● Entries from a dataset
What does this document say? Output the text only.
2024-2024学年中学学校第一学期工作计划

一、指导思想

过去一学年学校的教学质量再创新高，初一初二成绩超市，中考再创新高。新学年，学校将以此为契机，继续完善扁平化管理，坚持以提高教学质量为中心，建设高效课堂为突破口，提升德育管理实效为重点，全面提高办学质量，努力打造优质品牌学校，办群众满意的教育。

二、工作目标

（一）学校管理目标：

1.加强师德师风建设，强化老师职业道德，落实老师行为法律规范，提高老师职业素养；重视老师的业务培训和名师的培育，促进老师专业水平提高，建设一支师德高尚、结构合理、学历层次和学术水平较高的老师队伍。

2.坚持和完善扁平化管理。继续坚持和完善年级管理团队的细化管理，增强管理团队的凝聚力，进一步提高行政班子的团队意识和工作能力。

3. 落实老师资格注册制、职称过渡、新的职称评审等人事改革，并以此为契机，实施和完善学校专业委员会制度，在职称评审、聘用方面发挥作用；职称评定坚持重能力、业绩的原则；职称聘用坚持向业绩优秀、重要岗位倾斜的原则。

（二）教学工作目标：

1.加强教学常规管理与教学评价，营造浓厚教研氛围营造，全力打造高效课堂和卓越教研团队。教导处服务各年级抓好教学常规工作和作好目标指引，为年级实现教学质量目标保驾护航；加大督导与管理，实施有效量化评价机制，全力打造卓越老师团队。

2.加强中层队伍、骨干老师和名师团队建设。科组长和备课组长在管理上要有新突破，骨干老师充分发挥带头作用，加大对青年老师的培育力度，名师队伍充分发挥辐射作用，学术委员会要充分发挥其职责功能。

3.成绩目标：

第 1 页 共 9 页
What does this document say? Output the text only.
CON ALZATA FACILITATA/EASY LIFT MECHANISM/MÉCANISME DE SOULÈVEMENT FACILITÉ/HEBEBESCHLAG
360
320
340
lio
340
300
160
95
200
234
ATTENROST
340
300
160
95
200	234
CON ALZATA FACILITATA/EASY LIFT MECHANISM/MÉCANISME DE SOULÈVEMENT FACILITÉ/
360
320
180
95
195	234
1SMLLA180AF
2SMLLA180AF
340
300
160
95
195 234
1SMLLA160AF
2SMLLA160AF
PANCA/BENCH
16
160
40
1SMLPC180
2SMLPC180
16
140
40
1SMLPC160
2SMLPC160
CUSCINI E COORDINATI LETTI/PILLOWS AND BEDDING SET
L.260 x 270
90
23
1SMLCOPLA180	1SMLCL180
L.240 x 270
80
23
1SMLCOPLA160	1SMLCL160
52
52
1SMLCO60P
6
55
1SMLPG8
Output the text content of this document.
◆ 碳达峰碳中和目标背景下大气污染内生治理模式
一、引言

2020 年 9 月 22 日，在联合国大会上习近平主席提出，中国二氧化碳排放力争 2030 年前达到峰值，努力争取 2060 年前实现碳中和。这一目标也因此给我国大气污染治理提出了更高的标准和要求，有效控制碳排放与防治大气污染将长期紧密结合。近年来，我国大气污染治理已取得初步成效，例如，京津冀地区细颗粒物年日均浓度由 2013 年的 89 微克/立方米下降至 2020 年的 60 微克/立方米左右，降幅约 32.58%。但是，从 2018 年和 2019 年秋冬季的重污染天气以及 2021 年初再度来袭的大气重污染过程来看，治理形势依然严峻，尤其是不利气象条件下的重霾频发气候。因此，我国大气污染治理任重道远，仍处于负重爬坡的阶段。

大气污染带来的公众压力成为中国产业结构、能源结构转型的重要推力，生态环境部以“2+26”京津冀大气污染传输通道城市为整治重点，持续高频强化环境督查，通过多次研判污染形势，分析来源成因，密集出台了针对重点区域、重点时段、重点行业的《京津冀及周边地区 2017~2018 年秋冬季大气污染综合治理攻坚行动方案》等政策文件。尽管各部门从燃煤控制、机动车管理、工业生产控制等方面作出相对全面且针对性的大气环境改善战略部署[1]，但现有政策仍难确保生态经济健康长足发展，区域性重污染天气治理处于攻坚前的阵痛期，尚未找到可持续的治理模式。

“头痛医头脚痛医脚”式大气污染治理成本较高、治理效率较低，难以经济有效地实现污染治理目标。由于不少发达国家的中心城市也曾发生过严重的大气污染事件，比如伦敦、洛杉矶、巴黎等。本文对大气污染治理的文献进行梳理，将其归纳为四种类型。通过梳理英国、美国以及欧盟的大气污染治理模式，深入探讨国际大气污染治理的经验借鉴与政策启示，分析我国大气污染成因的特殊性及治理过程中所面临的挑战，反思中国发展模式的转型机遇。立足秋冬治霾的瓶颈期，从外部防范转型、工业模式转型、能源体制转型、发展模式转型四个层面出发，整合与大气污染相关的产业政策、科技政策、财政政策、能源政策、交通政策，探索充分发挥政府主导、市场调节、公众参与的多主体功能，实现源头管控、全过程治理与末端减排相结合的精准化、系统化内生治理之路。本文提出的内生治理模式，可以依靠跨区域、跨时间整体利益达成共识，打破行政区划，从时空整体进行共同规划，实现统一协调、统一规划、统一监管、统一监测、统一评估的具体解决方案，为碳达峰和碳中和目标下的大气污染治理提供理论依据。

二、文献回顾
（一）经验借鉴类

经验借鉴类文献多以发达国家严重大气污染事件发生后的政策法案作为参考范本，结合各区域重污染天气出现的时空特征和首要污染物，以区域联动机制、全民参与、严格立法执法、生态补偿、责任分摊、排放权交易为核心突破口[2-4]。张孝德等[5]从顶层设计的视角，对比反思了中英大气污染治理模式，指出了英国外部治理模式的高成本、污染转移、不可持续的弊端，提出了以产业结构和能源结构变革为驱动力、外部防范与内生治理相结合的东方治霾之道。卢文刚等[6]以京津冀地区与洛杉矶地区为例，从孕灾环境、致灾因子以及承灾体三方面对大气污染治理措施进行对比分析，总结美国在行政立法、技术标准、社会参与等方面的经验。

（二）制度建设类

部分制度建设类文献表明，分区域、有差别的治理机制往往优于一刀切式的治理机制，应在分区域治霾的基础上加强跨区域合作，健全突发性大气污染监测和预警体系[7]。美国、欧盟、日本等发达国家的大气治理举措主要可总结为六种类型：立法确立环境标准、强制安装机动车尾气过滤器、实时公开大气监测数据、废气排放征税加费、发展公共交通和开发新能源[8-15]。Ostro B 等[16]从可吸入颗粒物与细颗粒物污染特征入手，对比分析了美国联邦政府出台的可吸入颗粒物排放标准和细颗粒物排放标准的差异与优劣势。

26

● STATED GOAL
Exactly reproduce every line found in the records.

● WRITTEN ANSWER
What does this document say? Output the text only.
2024-2024学年中学学校第一学期工作计划

一、指导思想

过去一学年学校的教学质量再创新高，初一初二成绩超市，中考再创新高。新学年，学校将以此为契机，继续完善扁平化管理，坚持以提高教学质量为中心，建设高效课堂为突破口，提升德育管理实效为重点，全面提高办学质量，努力打造优质品牌学校，办群众满意的教育。

二、工作目标

（一）学校管理目标：

1.加强师德师风建设，强化老师职业道德，落实老师行为法律规范，提高老师职业素养；重视老师的业务培训和名师的培育，促进老师专业水平提高，建设一支师德高尚、结构合理、学历层次和学术水平较高的老师队伍。

2.坚持和完善扁平化管理。继续坚持和完善年级管理团队的细化管理，增强管理团队的凝聚力，进一步提高行政班子的团队意识和工作能力。

3. 落实老师资格注册制、职称过渡、新的职称评审等人事改革，并以此为契机，实施和完善学校专业委员会制度，在职称评审、聘用方面发挥作用；职称评定坚持重能力、业绩的原则；职称聘用坚持向业绩优秀、重要岗位倾斜的原则。

（二）教学工作目标：

1.加强教学常规管理与教学评价，营造浓厚教研氛围营造，全力打造高效课堂和卓越教研团队。教导处服务各年级抓好教学常规工作和作好目标指引，为年级实现教学质量目标保驾护航；加大督导与管理，实施有效量化评价机制，全力打造卓越老师团队。

2.加强中层队伍、骨干老师和名师团队建设。科组长和备课组长在管理上要有新突破，骨干老师充分发挥带头作用，加大对青年老师的培育力度，名师队伍充分发挥辐射作用，学术委员会要充分发挥其职责功能。

3.成绩目标：

第 1 页 共 9 页
What does this document say? Output the text only.
CON ALZATA FACILITATA/EASY LIFT MECHANISM/MÉCANISME DE SOULÈVEMENT FACILITÉ/HEBEBESCHLAG
360
320
340
lio
340
300
160
95
200
234
ATTENROST
340
300
160
95
200	234
CON ALZATA FACILITATA/EASY LIFT MECHANISM/MÉCANISME DE SOULÈVEMENT FACILITÉ/
360
320
180
95
195	234
1SMLLA180AF
2SMLLA180AF
340
300
160
95
195 234
1SMLLA160AF
2SMLLA160AF
PANCA/BENCH
16
160
40
1SMLPC180
2SMLPC180
16
140
40
1SMLPC160
2SMLPC160
CUSCINI E COORDINATI LETTI/PILLOWS AND BEDDING SET
L.260 x 270
90
23
1SMLCOPLA180	1SMLCL180
L.240 x 270
80
23
1SMLCOPLA160	1SMLCL160
52
52
1SMLCO60P
6
55
1SMLPG8
Output the text content of this document.
◆ 碳达峰碳中和目标背景下大气污染内生治理模式
一、引言

2020 年 9 月 22 日，在联合国大会上习近平主席提出，中国二氧化碳排放力争 2030 年前达到峰值，努力争取 2060 年前实现碳中和。这一目标也因此给我国大气污染治理提出了更高的标准和要求，有效控制碳排放与防治大气污染将长期紧密结合。近年来，我国大气污染治理已取得初步成效，例如，京津冀地区细颗粒物年日均浓度由 2013 年的 89 微克/立方米下降至 2020 年的 60 微克/立方米左右，降幅约 32.58%。但是，从 2018 年和 2019 年秋冬季的重污染天气以及 2021 年初再度来袭的大气重污染过程来看，治理形势依然严峻，尤其是不利气象条件下的重霾频发气候。因此，我国大气污染治理任重道远，仍处于负重爬坡的阶段。

大气污染带来的公众压力成为中国产业结构、能源结构转型的重要推力，生态环境部以“2+26”京津冀大气污染传输通道城市为整治重点，持续高频强化环境督查，通过多次研判污染形势，分析来源成因，密集出台了针对重点区域、重点时段、重点行业的《京津冀及周边地区 2017~2018 年秋冬季大气污染综合治理攻坚行动方案》等政策文件。尽管各部门从燃煤控制、机动车管理、工业生产控制等方面作出相对全面且针对性的大气环境改善战略部署[1]，但现有政策仍难确保生态经济健康长足发展，区域性重污染天气治理处于攻坚前的阵痛期，尚未找到可持续的治理模式。

“头痛医头脚痛医脚”式大气污染治理成本较高、治理效率较低，难以经济有效地实现污染治理目标。由于不少发达国家的中心城市也曾发生过严重的大气污染事件，比如伦敦、洛杉矶、巴黎等。本文对大气污染治理的文献进行梳理，将其归纳为四种类型。通过梳理英国、美国以及欧盟的大气污染治理模式，深入探讨国际大气污染治理的经验借鉴与政策启示，分析我国大气污染成因的特殊性及治理过程中所面临的挑战，反思中国发展模式的转型机遇。立足秋冬治霾的瓶颈期，从外部防范转型、工业模式转型、能源体制转型、发展模式转型四个层面出发，整合与大气污染相关的产业政策、科技政策、财政政策、能源政策、交通政策，探索充分发挥政府主导、市场调节、公众参与的多主体功能，实现源头管控、全过程治理与末端减排相结合的精准化、系统化内生治理之路。本文提出的内生治理模式，可以依靠跨区域、跨时间整体利益达成共识，打破行政区划，从时空整体进行共同规划，实现统一协调、统一规划、统一监管、统一监测、统一评估的具体解决方案，为碳达峰和碳中和目标下的大气污染治理提供理论依据。

二、文献回顾
（一）经验借鉴类

经验借鉴类文献多以发达国家严重大气污染事件发生后的政策法案作为参考范本，结合各区域重污染天气出现的时空特征和首要污染物，以区域联动机制、全民参与、严格立法执法、生态补偿、责任分摊、排放权交易为核心突破口[2-4]。张孝德等[5]从顶层设计的视角，对比反思了中英大气污染治理模式，指出了英国外部治理模式的高成本、污染转移、不可持续的弊端，提出了以产业结构和能源结构变革为驱动力、外部防范与内生治理相结合的东方治霾之道。卢文刚等[6]以京津冀地区与洛杉矶地区为例，从孕灾环境、致灾因子以及承灾体三方面对大气污染治理措施进行对比分析，总结美国在行政立法、技术标准、社会参与等方面的经验。

（二）制度建设类

部分制度建设类文献表明，分区域、有差别的治理机制往往优于一刀切式的治理机制，应在分区域治霾的基础上加强跨区域合作，健全突发性大气污染监测和预警体系[7]。美国、欧盟、日本等发达国家的大气治理举措主要可总结为六种类型：立法确立环境标准、强制安装机动车尾气过滤器、实时公开大气监测数据、废气排放征税加费、发展公共交通和开发新能源[8-15]。Ostro B 等[16]从可吸入颗粒物与细颗粒物污染特征入手，对比分析了美国联邦政府出台的可吸入颗粒物排放标准和细颗粒物排放标准的差异与优劣势。

26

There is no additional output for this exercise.